Items from a data source:
_____
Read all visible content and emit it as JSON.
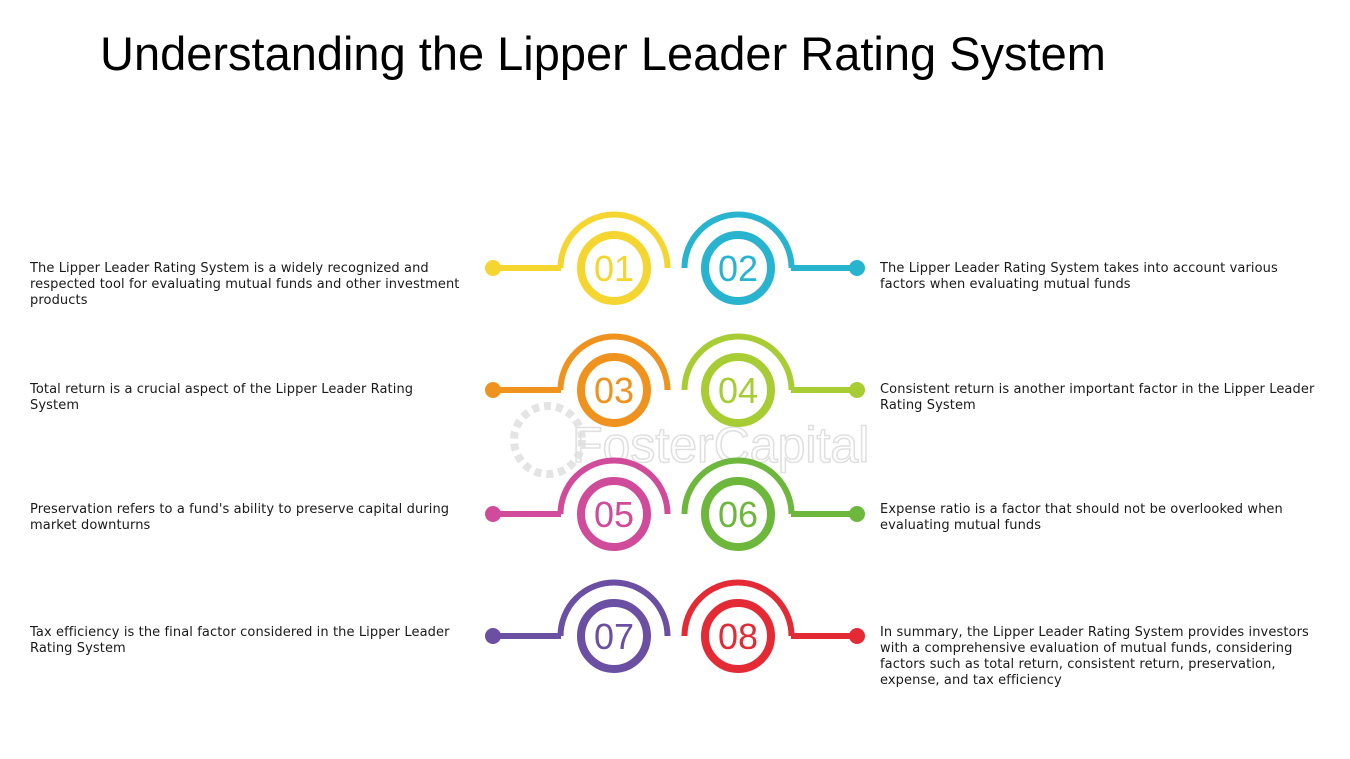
{
  "title": "Understanding the Lipper Leader Rating System",
  "watermark": "FosterCapital",
  "colors": {
    "01": "#F5D530",
    "02": "#28B4CF",
    "03": "#F0931E",
    "04": "#A8CD34",
    "05": "#D04B9A",
    "06": "#6DB73D",
    "07": "#6A4FA3",
    "08": "#E42A34"
  },
  "items": [
    {
      "number": "01",
      "text": "The Lipper Leader Rating System is a widely recognized and respected tool for evaluating mutual funds and other investment products"
    },
    {
      "number": "02",
      "text": "The Lipper Leader Rating System takes into account various factors when evaluating mutual funds"
    },
    {
      "number": "03",
      "text": "Total return is a crucial aspect of the Lipper Leader Rating System"
    },
    {
      "number": "04",
      "text": "Consistent return is another important factor in the Lipper Leader Rating System"
    },
    {
      "number": "05",
      "text": "Preservation refers to a fund's ability to preserve capital during market downturns"
    },
    {
      "number": "06",
      "text": "Expense ratio is a factor that should not be overlooked when evaluating mutual funds"
    },
    {
      "number": "07",
      "text": "Tax efficiency is the final factor considered in the Lipper Leader Rating System"
    },
    {
      "number": "08",
      "text": "In summary, the Lipper Leader Rating System provides investors with a comprehensive evaluation of mutual funds, considering factors such as total return, consistent return, preservation, expense, and tax efficiency"
    }
  ]
}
_____
SHORT PROBLEM:
Copy each line of the preceding data that contains the string "funds".

CORRECT RESPONSE:
      "text": "The Lipper Leader Rating System is a widely recognized and respected tool for evaluating mutual funds and other investment products"
      "text": "The Lipper Leader Rating System takes into account various factors when evaluating mutual funds"
      "text": "Expense ratio is a factor that should not be overlooked when evaluating mutual funds"
      "text": "In summary, the Lipper Leader Rating System provides investors with a comprehensive evaluation of mutual funds, considering factors such as total return, consistent return, preservation, expense, and tax efficiency"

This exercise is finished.